• TASK GOAL:
Make a verbatim copy of the entries below; pictures stay out.

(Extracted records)
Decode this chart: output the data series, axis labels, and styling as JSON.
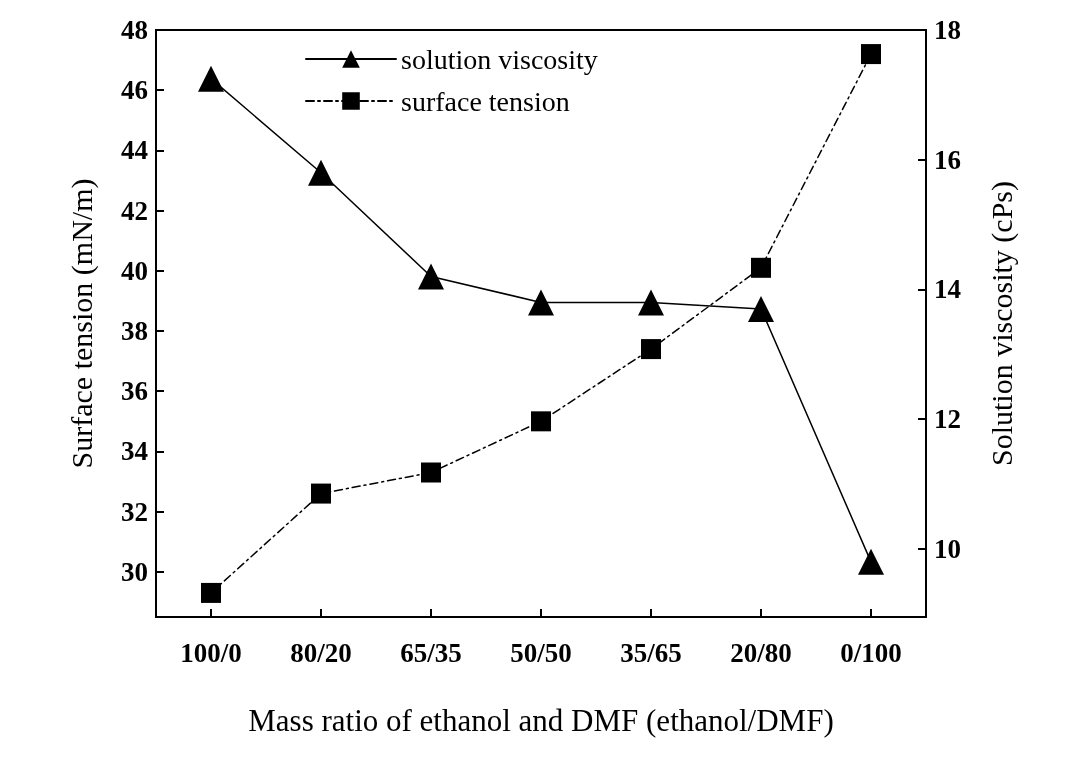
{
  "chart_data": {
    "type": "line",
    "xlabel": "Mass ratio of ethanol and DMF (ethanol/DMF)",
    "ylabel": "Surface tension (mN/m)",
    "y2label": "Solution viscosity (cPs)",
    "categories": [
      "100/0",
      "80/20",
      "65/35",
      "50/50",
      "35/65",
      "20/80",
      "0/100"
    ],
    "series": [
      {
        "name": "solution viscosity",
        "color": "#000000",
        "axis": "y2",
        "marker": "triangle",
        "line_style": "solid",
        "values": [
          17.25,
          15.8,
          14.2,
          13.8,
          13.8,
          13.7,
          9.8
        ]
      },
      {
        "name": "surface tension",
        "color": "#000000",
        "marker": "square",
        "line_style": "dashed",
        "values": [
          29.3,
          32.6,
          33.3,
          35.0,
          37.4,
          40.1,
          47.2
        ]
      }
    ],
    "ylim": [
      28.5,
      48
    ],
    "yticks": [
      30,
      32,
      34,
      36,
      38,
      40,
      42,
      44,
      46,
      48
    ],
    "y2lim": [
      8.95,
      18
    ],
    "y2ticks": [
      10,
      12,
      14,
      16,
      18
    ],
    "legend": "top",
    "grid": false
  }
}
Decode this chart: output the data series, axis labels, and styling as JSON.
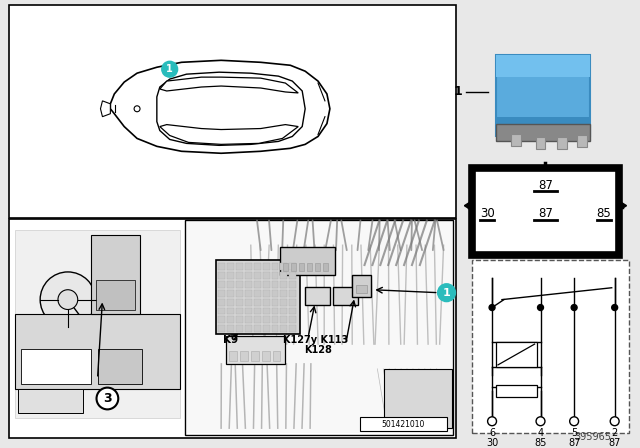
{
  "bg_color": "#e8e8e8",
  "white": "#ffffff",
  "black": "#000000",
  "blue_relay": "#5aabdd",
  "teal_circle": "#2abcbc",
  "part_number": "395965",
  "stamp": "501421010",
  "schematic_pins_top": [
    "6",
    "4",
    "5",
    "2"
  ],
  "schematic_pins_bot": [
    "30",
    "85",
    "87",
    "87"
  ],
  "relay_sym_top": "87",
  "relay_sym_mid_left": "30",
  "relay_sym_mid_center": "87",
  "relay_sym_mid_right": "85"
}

• EXERCISE RESPONSE:
Decode this chart: output the data series, axis labels, and styling as JSON.
{
  "chart_data": {
    "type": "line",
    "xlabel": "Mass ratio of ethanol and DMF (ethanol/DMF)",
    "ylabel": "Surface tension (mN/m)",
    "y2label": "Solution viscosity (cPs)",
    "categories": [
      "100/0",
      "80/20",
      "65/35",
      "50/50",
      "35/65",
      "20/80",
      "0/100"
    ],
    "series": [
      {
        "name": "solution viscosity",
        "color": "#000000",
        "axis": "y2",
        "marker": "triangle",
        "line_style": "solid",
        "values": [
          17.25,
          15.8,
          14.2,
          13.8,
          13.8,
          13.7,
          9.8
        ]
      },
      {
        "name": "surface tension",
        "color": "#000000",
        "marker": "square",
        "line_style": "dashed",
        "values": [
          29.3,
          32.6,
          33.3,
          35.0,
          37.4,
          40.1,
          47.2
        ]
      }
    ],
    "ylim": [
      28.5,
      48
    ],
    "yticks": [
      30,
      32,
      34,
      36,
      38,
      40,
      42,
      44,
      46,
      48
    ],
    "y2lim": [
      8.95,
      18
    ],
    "y2ticks": [
      10,
      12,
      14,
      16,
      18
    ],
    "legend": "top",
    "grid": false
  }
}
Decode this chart: output the data series, axis labels, and styling as JSON.
{
  "bg_color": "#e8e8e8",
  "white": "#ffffff",
  "black": "#000000",
  "blue_relay": "#5aabdd",
  "teal_circle": "#2abcbc",
  "part_number": "395965",
  "stamp": "501421010",
  "schematic_pins_top": [
    "6",
    "4",
    "5",
    "2"
  ],
  "schematic_pins_bot": [
    "30",
    "85",
    "87",
    "87"
  ],
  "relay_sym_top": "87",
  "relay_sym_mid_left": "30",
  "relay_sym_mid_center": "87",
  "relay_sym_mid_right": "85"
}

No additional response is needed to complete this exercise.